[Saved entries]
-*-
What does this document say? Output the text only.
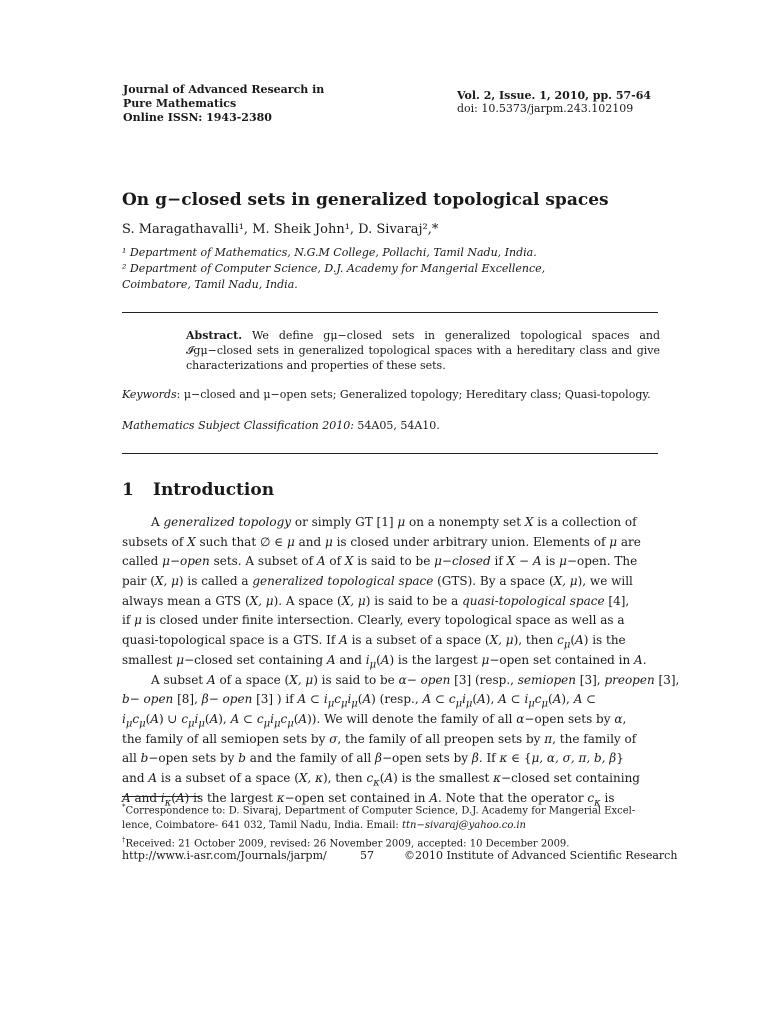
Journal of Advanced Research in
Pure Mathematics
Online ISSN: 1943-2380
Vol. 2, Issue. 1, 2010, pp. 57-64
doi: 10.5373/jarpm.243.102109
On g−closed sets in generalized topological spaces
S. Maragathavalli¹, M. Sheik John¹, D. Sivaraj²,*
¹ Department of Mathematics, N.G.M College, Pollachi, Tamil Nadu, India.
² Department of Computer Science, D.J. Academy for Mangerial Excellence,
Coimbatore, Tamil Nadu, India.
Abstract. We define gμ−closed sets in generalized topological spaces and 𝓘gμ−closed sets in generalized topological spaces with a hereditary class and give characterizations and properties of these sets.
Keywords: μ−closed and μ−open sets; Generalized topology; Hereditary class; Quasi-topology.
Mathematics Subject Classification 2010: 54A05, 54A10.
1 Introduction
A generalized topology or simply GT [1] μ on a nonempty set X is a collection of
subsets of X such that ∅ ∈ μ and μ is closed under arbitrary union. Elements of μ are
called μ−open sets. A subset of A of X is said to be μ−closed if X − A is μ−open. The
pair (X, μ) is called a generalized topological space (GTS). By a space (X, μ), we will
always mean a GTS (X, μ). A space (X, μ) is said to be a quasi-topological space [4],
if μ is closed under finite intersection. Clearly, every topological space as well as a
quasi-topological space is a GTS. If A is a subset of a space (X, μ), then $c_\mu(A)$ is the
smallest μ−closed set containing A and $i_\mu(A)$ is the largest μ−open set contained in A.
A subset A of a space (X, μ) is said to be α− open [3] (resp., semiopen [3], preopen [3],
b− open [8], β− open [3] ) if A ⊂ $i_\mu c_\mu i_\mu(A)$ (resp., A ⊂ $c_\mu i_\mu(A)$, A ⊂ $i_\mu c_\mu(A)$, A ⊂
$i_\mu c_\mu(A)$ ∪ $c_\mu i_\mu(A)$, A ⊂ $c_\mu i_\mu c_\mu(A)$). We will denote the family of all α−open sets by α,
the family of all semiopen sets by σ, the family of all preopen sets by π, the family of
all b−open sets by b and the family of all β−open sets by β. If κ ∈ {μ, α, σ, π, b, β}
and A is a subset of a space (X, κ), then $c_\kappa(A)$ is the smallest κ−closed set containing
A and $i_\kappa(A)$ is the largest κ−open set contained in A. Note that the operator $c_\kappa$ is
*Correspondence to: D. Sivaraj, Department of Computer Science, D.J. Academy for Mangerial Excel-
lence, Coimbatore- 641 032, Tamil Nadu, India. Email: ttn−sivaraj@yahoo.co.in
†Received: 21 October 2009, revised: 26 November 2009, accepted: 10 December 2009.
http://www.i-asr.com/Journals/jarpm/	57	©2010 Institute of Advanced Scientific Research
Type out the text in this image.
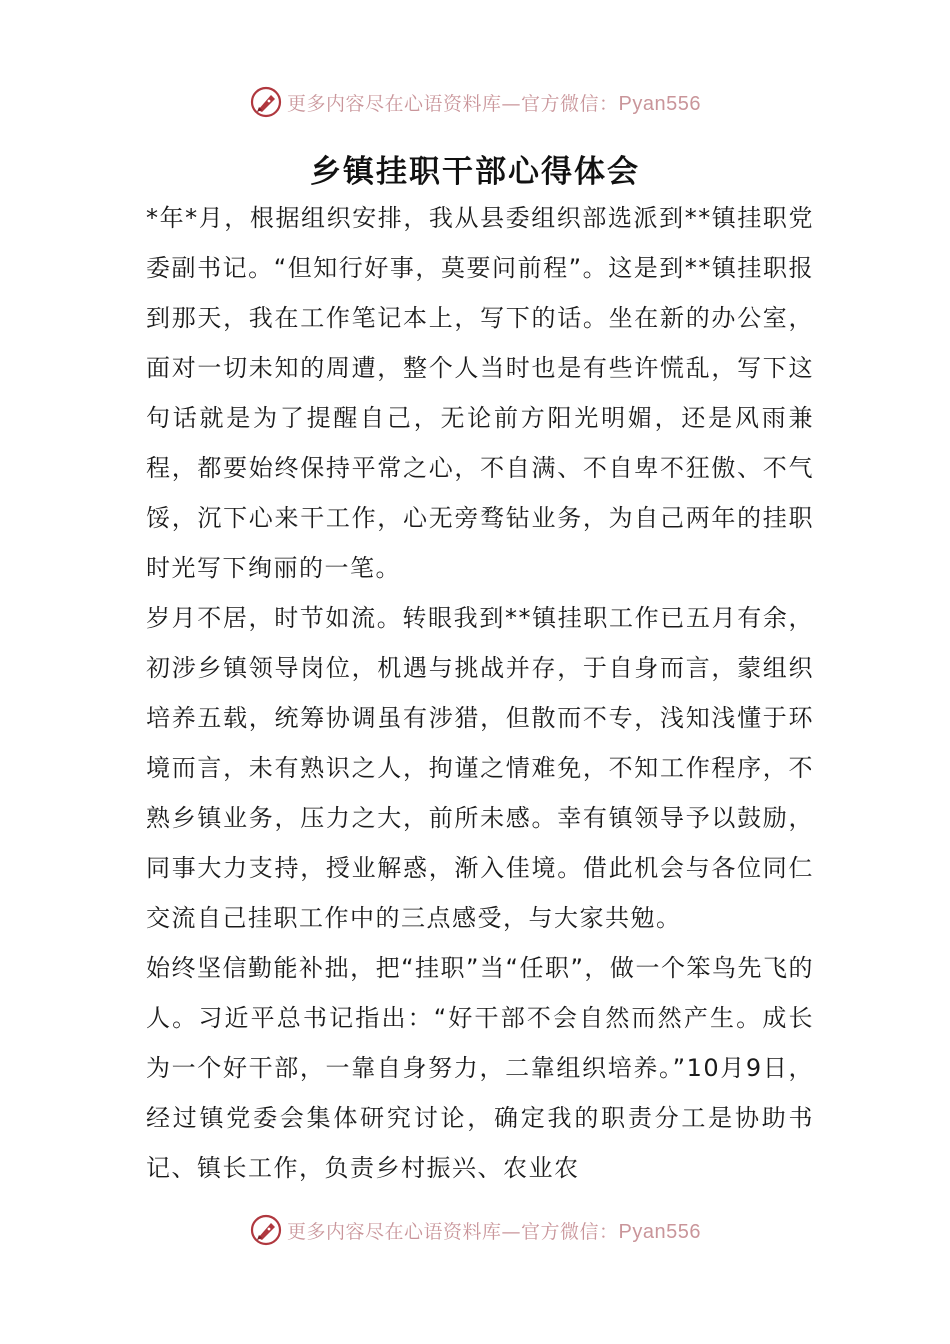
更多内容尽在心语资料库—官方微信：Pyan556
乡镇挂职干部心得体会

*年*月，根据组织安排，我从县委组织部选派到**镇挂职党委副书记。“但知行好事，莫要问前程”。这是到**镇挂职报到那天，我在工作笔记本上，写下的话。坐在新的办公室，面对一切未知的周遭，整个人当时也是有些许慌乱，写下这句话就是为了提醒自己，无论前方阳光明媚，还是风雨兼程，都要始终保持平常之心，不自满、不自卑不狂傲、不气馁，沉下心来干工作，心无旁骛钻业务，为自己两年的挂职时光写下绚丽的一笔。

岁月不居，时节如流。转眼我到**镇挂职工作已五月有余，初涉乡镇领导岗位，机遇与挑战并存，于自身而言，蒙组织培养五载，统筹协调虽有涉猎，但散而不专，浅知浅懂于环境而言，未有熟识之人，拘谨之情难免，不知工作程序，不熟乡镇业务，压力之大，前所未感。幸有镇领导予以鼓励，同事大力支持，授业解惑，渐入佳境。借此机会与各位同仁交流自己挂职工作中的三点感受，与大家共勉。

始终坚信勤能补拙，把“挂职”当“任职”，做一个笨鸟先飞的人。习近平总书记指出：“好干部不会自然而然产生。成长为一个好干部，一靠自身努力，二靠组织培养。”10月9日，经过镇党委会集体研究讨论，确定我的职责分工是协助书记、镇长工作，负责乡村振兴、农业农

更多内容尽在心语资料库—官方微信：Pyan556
-*-
**PROBLEM**
Take the records above from the line with "Type out the text in this image." down to their last line and please copy those lines exactly, without the pictures.

**CORRECT RESULT**
Type out the text in this image.
更多内容尽在心语资料库—官方微信：Pyan556
乡镇挂职干部心得体会

*年*月，根据组织安排，我从县委组织部选派到**镇挂职党委副书记。“但知行好事，莫要问前程”。这是到**镇挂职报到那天，我在工作笔记本上，写下的话。坐在新的办公室，面对一切未知的周遭，整个人当时也是有些许慌乱，写下这句话就是为了提醒自己，无论前方阳光明媚，还是风雨兼程，都要始终保持平常之心，不自满、不自卑不狂傲、不气馁，沉下心来干工作，心无旁骛钻业务，为自己两年的挂职时光写下绚丽的一笔。

岁月不居，时节如流。转眼我到**镇挂职工作已五月有余，初涉乡镇领导岗位，机遇与挑战并存，于自身而言，蒙组织培养五载，统筹协调虽有涉猎，但散而不专，浅知浅懂于环境而言，未有熟识之人，拘谨之情难免，不知工作程序，不熟乡镇业务，压力之大，前所未感。幸有镇领导予以鼓励，同事大力支持，授业解惑，渐入佳境。借此机会与各位同仁交流自己挂职工作中的三点感受，与大家共勉。

始终坚信勤能补拙，把“挂职”当“任职”，做一个笨鸟先飞的人。习近平总书记指出：“好干部不会自然而然产生。成长为一个好干部，一靠自身努力，二靠组织培养。”10月9日，经过镇党委会集体研究讨论，确定我的职责分工是协助书记、镇长工作，负责乡村振兴、农业农

更多内容尽在心语资料库—官方微信：Pyan556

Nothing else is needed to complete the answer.